Seçilen Metin:
Madem asker açığı var, o zaman neden kadınlar için de zorunlu askerlik getirilmiyor?
Kadınlar polis oluyor, subay oluyor, pilot oluyor, koruma görevlisi oluyor.
Neden asker de olmasınlar?
30-40 yaşına gelmiş, çoluk çocuk ve iş güç sahibi olmuş ve çeşitli nedenlerle askere alınmaları gecikmiş erkekler askere alınırken, bunlara oranla daha genç ve daha dinç genç kızlar, temel askerlik eğitimini neden yapmasınlar?"
Yukarıda okuduğunuz öneri bana ait değil. Bu öneriyi gündeme getiren kişi Başyazarımız Mehmet Barlas. Çok tuttum!
Tuttum ama niye yalan söyleyeyim biraz da alındım. Çünkü Sayın Barlas bir yandan benim bir kadın olarak her daim reddettiğim bu pozitif ayrımcılığın ortadan kaldırılması için şahane bir tez atıyor ortaya. Ama diğer yandan da tipik maço erkek mantalitesini hayata geçirerek kadınları sadece ve sadece patates ve soğan soyabilen yaratıklar olarak betimliyor. Diyor ki yazısının devamında; "Tamam kadınlar cepheye gidemez ama pekala paspas yapabilirler! Çamaşır, ütü, bulaşık gibi basit işlerin altından kalkabilir ve bir de generallere ve onların eşlerine orduevlerinde hizmet edebilirler!"

Veri Kümesinden Alıntılar:

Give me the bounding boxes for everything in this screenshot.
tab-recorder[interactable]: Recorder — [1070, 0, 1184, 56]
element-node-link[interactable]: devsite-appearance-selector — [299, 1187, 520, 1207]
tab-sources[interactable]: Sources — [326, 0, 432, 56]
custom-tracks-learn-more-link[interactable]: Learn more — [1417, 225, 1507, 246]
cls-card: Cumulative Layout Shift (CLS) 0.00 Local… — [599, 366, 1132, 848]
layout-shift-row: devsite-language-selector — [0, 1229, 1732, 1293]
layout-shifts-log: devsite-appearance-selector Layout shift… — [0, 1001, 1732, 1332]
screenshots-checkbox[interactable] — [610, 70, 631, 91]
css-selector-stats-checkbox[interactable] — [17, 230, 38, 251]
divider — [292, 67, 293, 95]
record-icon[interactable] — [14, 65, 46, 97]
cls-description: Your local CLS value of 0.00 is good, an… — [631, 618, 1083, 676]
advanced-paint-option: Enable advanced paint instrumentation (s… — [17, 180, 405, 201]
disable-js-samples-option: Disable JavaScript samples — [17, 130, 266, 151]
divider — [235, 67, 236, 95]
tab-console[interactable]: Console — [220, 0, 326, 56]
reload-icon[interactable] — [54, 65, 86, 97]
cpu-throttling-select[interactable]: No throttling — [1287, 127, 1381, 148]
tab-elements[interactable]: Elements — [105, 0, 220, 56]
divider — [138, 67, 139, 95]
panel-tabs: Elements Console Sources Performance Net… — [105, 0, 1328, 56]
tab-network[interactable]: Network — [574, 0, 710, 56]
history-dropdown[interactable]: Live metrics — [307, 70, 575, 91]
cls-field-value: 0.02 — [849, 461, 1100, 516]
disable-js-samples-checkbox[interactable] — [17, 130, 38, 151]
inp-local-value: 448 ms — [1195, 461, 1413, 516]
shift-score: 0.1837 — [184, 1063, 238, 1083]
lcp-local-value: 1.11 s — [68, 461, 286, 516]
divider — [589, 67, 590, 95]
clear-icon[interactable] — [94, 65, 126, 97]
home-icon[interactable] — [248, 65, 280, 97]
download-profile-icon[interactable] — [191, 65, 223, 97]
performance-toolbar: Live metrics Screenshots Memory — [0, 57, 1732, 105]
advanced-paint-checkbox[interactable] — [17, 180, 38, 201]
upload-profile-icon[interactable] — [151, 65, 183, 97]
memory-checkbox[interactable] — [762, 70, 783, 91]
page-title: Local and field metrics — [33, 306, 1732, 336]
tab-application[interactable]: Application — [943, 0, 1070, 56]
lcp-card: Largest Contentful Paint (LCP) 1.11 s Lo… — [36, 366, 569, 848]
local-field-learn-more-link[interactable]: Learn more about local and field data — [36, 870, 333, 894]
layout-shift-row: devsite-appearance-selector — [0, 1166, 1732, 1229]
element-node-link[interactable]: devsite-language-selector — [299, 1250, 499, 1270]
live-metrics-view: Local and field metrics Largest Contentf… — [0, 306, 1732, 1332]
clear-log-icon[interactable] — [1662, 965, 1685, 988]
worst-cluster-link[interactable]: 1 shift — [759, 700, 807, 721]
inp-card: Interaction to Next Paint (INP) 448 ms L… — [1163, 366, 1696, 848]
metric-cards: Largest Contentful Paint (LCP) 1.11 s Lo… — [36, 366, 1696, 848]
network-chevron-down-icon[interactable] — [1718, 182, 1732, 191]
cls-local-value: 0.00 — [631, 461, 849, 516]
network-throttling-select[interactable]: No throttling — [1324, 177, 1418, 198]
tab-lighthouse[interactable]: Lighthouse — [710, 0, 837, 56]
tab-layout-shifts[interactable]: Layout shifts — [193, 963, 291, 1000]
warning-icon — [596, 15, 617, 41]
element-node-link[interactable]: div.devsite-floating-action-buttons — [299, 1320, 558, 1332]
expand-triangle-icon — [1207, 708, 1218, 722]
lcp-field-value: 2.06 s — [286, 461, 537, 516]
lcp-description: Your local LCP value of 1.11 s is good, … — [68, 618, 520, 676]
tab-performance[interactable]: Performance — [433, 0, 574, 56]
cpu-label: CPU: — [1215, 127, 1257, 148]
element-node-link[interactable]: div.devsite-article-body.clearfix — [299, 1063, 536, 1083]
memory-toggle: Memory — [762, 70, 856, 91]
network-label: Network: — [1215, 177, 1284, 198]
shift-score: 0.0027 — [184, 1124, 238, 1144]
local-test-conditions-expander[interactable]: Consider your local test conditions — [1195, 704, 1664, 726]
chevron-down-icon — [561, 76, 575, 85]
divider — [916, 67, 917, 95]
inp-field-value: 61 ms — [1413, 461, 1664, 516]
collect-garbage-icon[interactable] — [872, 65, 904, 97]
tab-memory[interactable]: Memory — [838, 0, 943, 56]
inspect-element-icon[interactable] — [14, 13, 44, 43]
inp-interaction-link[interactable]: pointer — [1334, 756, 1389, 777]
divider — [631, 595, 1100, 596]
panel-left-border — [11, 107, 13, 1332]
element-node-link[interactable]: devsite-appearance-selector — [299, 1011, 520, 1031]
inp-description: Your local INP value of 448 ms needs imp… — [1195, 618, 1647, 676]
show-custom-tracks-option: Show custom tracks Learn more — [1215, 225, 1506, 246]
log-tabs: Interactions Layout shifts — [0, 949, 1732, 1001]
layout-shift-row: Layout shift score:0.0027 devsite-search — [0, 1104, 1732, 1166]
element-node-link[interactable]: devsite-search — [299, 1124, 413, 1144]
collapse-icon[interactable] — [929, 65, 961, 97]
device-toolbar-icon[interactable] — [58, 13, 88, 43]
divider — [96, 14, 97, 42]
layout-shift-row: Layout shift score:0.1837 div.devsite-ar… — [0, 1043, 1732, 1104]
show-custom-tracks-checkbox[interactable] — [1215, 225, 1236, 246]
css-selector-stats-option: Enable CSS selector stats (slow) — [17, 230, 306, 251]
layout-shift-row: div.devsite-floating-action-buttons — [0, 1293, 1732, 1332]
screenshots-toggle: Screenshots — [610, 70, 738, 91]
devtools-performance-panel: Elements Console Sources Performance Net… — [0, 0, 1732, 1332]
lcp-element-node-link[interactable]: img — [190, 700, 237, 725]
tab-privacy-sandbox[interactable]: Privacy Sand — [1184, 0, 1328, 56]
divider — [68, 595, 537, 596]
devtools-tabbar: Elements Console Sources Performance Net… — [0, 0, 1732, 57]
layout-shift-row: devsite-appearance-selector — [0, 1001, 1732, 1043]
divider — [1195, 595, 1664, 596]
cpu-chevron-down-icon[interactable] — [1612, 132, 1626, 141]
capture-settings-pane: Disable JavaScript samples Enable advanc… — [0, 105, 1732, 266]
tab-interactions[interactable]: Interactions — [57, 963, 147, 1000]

Görev: Kadınlara zorunlu askerlik konulu yazıyı iki cümlede özetleyin.

Örnek Çözüm: Yazar, asker açığı varken kadınlara da zorunlu askerlik getirilmesini öneren Başyazar Mehmet Barlas'ın fikrini çok tuttuğunu söylüyor. Ancak bir kadın olarak hep reddettiği pozitif ayrımcılığı kaldıracak bu tezi savunan Barlas'ın yazısının devamında kadınları cepheye gidemeyen, yalnızca paspas, çamaşır, ütü, bulaşık gibi işler yapıp orduevlerinde generallere ve eşlerine hizmet edebilecek kişiler olarak betimlemesine biraz alındığını belirtiyor.